= Short task =
Pick out and copy every line below that has the word "火灾确认后".
=-=-=
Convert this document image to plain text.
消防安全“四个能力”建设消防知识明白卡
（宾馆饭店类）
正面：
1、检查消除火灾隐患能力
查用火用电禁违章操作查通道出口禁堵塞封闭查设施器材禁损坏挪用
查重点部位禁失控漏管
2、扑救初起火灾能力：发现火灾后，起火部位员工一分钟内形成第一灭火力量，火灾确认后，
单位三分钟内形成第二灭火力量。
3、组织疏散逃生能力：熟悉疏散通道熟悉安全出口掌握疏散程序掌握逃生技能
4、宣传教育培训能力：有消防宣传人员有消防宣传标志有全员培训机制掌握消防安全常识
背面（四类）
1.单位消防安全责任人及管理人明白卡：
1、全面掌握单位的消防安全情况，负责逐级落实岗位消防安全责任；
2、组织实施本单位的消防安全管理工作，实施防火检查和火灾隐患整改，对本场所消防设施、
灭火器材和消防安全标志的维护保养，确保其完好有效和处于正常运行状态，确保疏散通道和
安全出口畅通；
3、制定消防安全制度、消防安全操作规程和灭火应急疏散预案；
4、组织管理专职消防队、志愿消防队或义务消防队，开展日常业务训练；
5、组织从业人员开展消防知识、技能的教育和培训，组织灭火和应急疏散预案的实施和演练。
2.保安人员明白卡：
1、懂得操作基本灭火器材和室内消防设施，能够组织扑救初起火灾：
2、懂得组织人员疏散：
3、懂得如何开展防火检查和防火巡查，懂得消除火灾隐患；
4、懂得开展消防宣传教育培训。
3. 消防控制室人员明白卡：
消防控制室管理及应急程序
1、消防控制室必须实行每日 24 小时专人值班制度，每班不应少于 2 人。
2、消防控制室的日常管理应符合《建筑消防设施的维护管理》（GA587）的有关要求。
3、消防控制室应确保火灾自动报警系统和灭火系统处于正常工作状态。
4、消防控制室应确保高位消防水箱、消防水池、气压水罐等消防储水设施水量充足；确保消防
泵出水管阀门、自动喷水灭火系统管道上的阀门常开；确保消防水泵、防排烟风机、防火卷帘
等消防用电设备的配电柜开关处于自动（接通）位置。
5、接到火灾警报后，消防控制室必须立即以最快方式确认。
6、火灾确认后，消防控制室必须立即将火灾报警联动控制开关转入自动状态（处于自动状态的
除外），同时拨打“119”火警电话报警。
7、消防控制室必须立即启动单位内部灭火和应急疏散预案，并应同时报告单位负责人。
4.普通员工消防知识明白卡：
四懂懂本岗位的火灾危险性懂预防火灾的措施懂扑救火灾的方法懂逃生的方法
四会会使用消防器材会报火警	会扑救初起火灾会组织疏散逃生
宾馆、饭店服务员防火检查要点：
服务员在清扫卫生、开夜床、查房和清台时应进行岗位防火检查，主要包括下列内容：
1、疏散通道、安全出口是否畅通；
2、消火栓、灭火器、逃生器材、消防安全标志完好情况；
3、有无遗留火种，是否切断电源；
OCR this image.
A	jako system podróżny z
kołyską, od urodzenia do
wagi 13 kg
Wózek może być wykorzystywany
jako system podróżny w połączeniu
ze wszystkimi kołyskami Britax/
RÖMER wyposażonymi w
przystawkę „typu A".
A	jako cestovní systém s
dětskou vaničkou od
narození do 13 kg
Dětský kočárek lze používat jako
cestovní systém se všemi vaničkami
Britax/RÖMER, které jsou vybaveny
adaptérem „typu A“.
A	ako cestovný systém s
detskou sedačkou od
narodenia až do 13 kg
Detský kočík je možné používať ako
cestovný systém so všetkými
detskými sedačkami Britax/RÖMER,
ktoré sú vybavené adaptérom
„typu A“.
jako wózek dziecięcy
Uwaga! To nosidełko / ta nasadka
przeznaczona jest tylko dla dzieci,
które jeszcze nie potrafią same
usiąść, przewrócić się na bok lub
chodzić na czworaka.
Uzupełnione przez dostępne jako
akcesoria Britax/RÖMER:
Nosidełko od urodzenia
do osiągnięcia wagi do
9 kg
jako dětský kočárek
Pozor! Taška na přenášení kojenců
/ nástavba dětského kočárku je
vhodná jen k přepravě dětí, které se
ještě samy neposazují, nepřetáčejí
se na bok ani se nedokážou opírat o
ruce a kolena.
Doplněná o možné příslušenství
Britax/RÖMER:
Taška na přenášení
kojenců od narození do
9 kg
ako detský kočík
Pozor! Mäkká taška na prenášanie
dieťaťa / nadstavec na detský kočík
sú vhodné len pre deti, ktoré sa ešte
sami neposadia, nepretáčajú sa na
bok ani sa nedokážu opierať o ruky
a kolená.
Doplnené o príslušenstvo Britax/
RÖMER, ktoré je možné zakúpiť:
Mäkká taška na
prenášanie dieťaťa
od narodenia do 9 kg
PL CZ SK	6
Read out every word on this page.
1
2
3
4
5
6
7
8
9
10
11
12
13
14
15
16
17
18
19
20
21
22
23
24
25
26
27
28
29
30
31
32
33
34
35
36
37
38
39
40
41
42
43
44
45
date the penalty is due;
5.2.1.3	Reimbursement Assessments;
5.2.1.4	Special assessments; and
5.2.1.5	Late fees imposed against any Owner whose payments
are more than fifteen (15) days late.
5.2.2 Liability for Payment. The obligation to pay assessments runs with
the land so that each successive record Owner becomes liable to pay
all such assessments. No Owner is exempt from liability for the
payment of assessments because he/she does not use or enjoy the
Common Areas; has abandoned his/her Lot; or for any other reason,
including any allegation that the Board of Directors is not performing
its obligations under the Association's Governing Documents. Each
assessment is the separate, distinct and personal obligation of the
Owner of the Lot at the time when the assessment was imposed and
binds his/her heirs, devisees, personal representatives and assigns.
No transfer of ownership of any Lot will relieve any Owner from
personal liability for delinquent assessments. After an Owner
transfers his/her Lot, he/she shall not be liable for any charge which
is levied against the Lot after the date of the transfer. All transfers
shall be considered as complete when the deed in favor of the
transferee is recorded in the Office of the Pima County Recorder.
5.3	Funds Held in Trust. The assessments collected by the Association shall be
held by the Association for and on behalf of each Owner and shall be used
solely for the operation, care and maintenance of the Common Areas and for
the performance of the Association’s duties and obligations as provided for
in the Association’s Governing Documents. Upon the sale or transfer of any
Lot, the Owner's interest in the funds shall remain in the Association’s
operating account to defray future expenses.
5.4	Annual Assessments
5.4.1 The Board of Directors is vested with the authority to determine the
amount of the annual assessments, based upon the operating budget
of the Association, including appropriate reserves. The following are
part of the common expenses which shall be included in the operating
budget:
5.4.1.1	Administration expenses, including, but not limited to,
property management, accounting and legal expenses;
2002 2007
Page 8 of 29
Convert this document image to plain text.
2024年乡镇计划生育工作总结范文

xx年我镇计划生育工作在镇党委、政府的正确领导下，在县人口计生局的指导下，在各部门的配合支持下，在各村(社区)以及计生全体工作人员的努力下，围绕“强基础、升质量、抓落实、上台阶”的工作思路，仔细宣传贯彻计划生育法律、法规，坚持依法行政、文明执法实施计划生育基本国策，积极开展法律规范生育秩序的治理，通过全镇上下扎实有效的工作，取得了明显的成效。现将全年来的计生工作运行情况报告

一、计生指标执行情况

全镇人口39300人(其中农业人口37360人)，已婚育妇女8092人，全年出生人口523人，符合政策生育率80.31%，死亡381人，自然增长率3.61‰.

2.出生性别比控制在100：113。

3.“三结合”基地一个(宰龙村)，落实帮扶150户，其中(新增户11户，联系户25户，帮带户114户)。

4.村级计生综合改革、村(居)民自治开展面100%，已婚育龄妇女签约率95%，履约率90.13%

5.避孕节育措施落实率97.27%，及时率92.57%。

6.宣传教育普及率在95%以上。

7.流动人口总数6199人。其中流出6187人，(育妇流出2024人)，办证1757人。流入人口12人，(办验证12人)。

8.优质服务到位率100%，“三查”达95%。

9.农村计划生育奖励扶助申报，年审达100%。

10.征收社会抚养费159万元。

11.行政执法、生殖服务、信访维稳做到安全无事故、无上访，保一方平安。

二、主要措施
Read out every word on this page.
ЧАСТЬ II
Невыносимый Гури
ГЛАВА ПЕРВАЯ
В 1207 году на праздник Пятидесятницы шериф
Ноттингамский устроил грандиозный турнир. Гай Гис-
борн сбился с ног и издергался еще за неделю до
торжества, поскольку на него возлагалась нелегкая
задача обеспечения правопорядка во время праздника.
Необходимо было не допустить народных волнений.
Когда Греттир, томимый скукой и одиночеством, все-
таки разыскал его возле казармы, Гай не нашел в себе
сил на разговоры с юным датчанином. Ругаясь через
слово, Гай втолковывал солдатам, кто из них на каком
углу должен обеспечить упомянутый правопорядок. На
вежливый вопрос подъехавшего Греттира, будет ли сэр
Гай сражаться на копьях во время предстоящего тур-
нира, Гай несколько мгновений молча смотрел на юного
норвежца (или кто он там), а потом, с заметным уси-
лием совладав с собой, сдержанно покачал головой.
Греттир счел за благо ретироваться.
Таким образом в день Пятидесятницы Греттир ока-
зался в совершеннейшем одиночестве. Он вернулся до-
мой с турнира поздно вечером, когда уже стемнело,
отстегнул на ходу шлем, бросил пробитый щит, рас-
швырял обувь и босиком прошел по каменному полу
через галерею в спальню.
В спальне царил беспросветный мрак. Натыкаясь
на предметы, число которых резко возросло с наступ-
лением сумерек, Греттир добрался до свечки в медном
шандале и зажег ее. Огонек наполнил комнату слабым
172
=-=-=
= Reply =
2、扑救初起火灾能力：发现火灾后，起火部位员工一分钟内形成第一灭火力量，火灾确认后，
6、火灾确认后，消防控制室必须立即将火灾报警联动控制开关转入自动状态（处于自动状态的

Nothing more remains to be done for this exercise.